» **Task description**:
Reply with one number only, the count of lines holding the string "prekybos".

» **Dataset records**:
────────
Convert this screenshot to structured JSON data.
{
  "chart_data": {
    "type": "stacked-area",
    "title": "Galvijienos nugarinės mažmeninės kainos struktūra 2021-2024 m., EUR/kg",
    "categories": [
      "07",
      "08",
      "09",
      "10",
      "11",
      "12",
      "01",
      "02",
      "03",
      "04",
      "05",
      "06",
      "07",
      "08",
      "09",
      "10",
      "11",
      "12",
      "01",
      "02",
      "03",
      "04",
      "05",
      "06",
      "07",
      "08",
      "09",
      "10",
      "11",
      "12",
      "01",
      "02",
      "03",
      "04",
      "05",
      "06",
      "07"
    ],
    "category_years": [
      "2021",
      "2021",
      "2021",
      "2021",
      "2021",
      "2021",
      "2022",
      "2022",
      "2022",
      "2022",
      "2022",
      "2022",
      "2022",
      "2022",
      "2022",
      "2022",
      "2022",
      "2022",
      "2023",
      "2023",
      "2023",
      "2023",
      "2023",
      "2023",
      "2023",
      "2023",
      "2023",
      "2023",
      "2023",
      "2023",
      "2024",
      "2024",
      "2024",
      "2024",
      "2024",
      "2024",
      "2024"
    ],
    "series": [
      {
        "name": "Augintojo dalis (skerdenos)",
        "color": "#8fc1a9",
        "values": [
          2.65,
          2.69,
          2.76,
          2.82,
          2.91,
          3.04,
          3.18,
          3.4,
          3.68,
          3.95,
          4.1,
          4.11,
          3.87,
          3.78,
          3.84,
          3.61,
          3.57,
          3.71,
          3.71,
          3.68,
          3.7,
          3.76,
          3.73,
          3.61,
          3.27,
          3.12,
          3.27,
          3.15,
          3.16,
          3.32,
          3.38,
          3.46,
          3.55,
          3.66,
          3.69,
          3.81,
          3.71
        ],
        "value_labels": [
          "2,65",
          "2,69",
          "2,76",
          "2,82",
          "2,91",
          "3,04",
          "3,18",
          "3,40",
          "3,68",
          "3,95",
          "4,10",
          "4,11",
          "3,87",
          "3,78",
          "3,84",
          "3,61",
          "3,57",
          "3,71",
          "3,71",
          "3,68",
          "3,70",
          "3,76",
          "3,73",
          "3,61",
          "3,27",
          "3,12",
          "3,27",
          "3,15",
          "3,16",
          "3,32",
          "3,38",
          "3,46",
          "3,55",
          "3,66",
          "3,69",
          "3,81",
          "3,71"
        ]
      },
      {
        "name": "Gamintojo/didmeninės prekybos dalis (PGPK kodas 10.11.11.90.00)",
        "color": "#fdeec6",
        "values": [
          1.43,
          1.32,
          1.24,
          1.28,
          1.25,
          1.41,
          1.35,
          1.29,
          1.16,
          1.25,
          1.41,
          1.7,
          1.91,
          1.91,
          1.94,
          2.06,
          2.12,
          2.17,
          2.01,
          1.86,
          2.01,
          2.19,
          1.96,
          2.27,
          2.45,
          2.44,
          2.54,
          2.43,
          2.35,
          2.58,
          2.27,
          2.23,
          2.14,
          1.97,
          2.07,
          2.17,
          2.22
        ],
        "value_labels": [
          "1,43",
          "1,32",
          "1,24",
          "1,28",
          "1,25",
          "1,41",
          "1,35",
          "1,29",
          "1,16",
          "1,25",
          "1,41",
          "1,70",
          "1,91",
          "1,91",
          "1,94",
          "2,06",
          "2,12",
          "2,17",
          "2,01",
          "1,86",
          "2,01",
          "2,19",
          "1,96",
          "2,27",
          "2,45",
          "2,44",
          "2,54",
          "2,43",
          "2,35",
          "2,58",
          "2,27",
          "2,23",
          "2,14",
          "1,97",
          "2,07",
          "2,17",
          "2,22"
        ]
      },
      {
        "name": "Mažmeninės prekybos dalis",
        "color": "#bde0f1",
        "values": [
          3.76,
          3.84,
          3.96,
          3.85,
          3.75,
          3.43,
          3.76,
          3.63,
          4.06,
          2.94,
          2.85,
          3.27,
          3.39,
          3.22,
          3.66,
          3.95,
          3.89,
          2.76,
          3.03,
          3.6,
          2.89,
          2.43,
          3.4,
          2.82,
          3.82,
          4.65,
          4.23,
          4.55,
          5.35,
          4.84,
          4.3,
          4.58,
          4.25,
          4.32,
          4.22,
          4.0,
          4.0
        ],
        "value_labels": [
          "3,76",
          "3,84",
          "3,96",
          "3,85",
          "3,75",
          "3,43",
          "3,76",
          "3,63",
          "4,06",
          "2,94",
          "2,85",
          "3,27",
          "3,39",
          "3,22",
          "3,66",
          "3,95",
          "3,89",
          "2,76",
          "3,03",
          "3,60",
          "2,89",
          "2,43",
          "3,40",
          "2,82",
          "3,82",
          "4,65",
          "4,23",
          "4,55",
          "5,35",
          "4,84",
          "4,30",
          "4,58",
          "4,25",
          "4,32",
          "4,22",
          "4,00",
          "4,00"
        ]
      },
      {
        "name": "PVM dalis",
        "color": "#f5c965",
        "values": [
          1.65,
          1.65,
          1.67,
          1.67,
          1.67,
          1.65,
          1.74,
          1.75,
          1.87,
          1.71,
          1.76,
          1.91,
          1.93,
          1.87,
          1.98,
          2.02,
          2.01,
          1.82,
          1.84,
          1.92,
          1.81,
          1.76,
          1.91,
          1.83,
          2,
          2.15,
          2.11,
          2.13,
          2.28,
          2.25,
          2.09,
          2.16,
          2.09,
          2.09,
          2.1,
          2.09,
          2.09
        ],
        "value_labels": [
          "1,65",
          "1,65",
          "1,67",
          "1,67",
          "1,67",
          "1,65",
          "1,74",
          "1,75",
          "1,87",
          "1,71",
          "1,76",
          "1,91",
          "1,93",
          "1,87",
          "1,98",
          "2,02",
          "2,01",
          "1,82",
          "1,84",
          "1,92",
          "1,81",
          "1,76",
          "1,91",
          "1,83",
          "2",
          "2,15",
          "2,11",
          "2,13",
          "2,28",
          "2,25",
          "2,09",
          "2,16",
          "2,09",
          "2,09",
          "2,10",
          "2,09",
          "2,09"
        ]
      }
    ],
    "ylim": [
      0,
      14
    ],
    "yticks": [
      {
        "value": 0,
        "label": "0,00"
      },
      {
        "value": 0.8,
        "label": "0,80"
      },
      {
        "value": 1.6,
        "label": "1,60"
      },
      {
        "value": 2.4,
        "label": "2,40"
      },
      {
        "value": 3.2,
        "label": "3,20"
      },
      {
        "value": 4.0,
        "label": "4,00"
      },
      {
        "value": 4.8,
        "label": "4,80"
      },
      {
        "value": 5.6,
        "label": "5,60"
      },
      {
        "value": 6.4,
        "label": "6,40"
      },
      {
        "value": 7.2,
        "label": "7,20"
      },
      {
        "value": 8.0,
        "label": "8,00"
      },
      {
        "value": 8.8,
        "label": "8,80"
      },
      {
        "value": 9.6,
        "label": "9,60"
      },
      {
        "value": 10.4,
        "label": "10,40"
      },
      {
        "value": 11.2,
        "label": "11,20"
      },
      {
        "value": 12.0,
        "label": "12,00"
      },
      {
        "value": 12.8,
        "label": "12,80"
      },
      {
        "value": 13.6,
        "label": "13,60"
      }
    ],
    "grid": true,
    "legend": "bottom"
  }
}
────────
» **The solution**:
2